Aim of the exercise =
Identify each line in the records below that contains the word "JSON", and copy it.

Records for the exercise =

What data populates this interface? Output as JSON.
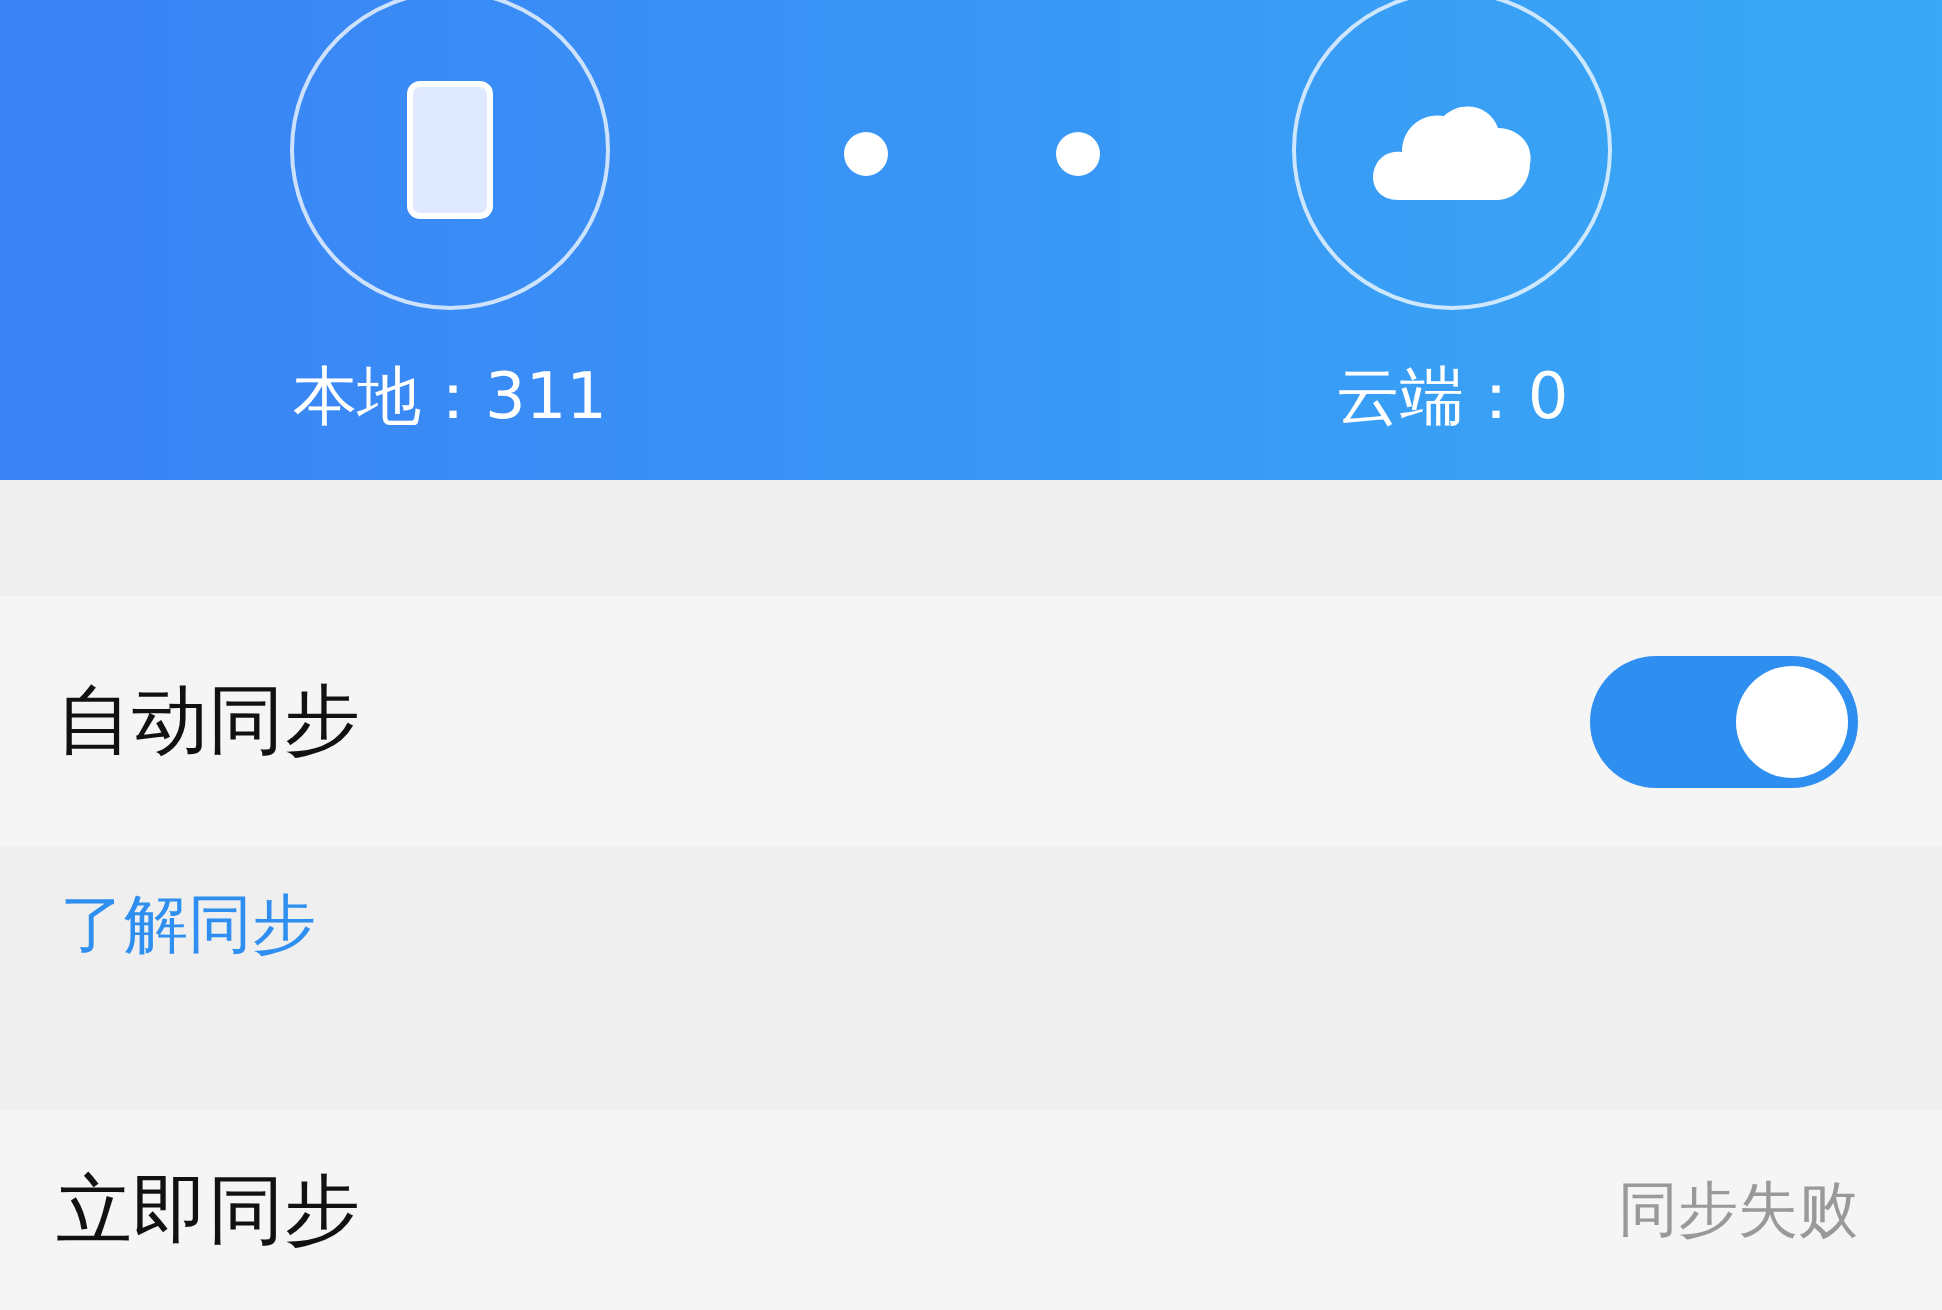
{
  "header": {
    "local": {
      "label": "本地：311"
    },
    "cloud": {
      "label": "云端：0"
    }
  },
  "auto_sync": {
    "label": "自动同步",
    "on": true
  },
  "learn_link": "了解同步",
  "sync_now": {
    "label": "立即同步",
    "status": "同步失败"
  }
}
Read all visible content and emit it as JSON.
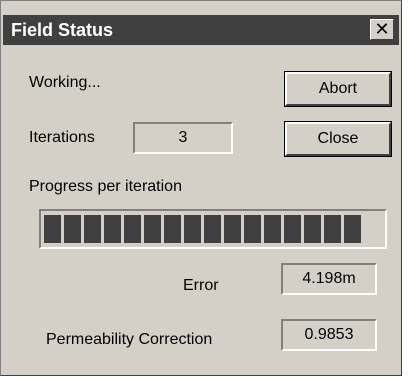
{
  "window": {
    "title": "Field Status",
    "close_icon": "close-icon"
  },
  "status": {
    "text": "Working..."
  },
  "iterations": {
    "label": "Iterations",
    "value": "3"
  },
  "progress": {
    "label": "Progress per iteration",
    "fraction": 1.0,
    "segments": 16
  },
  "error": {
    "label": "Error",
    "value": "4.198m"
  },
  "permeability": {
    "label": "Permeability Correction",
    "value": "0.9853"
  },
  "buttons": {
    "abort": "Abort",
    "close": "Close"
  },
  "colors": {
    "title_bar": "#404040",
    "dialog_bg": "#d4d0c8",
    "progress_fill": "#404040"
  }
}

Result for this task =
What data populates this interface? Output as JSON.
Read all visible content and emit it as JSON.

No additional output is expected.